***** Raw data

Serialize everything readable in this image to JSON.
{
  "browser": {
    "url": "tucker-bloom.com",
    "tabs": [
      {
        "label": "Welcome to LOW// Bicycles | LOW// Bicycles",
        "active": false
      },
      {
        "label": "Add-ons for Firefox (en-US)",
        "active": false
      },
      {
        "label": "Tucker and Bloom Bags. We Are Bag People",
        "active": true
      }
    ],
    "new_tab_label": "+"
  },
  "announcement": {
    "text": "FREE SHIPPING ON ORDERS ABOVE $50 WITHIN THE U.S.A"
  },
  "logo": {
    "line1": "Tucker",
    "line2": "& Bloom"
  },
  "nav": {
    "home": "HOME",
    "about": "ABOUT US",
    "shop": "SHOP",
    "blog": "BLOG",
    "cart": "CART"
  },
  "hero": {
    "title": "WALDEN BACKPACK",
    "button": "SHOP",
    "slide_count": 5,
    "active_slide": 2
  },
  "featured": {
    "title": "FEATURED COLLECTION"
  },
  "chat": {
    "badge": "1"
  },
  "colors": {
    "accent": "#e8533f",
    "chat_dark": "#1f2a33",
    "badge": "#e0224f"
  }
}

**********

### [Given instruction]
Repeat the data precisely, line by line.

### [Exercise result]
Serialize everything readable in this image to JSON.
{
  "browser": {
    "url": "tucker-bloom.com",
    "tabs": [
      {
        "label": "Welcome to LOW// Bicycles | LOW// Bicycles",
        "active": false
      },
      {
        "label": "Add-ons for Firefox (en-US)",
        "active": false
      },
      {
        "label": "Tucker and Bloom Bags. We Are Bag People",
        "active": true
      }
    ],
    "new_tab_label": "+"
  },
  "announcement": {
    "text": "FREE SHIPPING ON ORDERS ABOVE $50 WITHIN THE U.S.A"
  },
  "logo": {
    "line1": "Tucker",
    "line2": "& Bloom"
  },
  "nav": {
    "home": "HOME",
    "about": "ABOUT US",
    "shop": "SHOP",
    "blog": "BLOG",
    "cart": "CART"
  },
  "hero": {
    "title": "WALDEN BACKPACK",
    "button": "SHOP",
    "slide_count": 5,
    "active_slide": 2
  },
  "featured": {
    "title": "FEATURED COLLECTION"
  },
  "chat": {
    "badge": "1"
  },
  "colors": {
    "accent": "#e8533f",
    "chat_dark": "#1f2a33",
    "badge": "#e0224f"
  }
}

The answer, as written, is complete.